- **REQUIREMENTS**
Only the pictures are to be left out; set down the rest of the records exactly.

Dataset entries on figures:

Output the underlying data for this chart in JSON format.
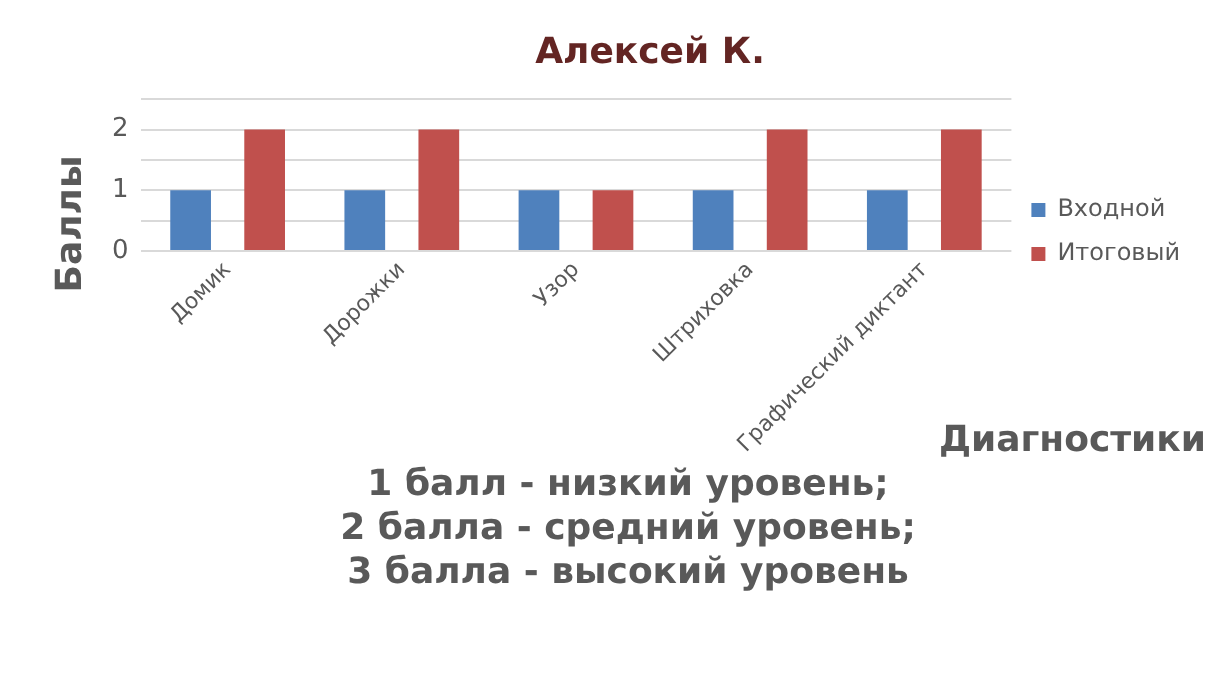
{
  "chart_data": {
    "type": "bar",
    "title": "Алексей К.",
    "xlabel": "Диагностики",
    "ylabel": "Баллы",
    "categories": [
      "Домик",
      "Дорожки",
      "Узор",
      "Штриховка",
      "Графический диктант"
    ],
    "series": [
      {
        "name": "Входной",
        "color": "#4f81bd",
        "values": [
          1,
          1,
          1,
          1,
          1
        ]
      },
      {
        "name": "Итоговый",
        "color": "#c0504d",
        "values": [
          2,
          2,
          1,
          2,
          2
        ]
      }
    ],
    "ylim": [
      0,
      2.5
    ],
    "yticks": [
      0,
      {
        "value": 0.5,
        "label": null
      },
      1,
      {
        "value": 1.5,
        "label": null
      },
      2,
      {
        "value": 2.5,
        "label": null
      }
    ],
    "grid": "y",
    "legend": "right",
    "annotations": [
      "1 балл - низкий уровень;",
      "2 балла - средний уровень;",
      "3 балла - высокий уровень"
    ]
  }
}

- **RESULT**
Output the underlying data for this chart in JSON format.
{
  "chart_data": {
    "type": "bar",
    "title": "Алексей К.",
    "xlabel": "Диагностики",
    "ylabel": "Баллы",
    "categories": [
      "Домик",
      "Дорожки",
      "Узор",
      "Штриховка",
      "Графический диктант"
    ],
    "series": [
      {
        "name": "Входной",
        "color": "#4f81bd",
        "values": [
          1,
          1,
          1,
          1,
          1
        ]
      },
      {
        "name": "Итоговый",
        "color": "#c0504d",
        "values": [
          2,
          2,
          1,
          2,
          2
        ]
      }
    ],
    "ylim": [
      0,
      2.5
    ],
    "yticks": [
      0,
      {
        "value": 0.5,
        "label": null
      },
      1,
      {
        "value": 1.5,
        "label": null
      },
      2,
      {
        "value": 2.5,
        "label": null
      }
    ],
    "grid": "y",
    "legend": "right",
    "annotations": [
      "1 балл - низкий уровень;",
      "2 балла - средний уровень;",
      "3 балла - высокий уровень"
    ]
  }
}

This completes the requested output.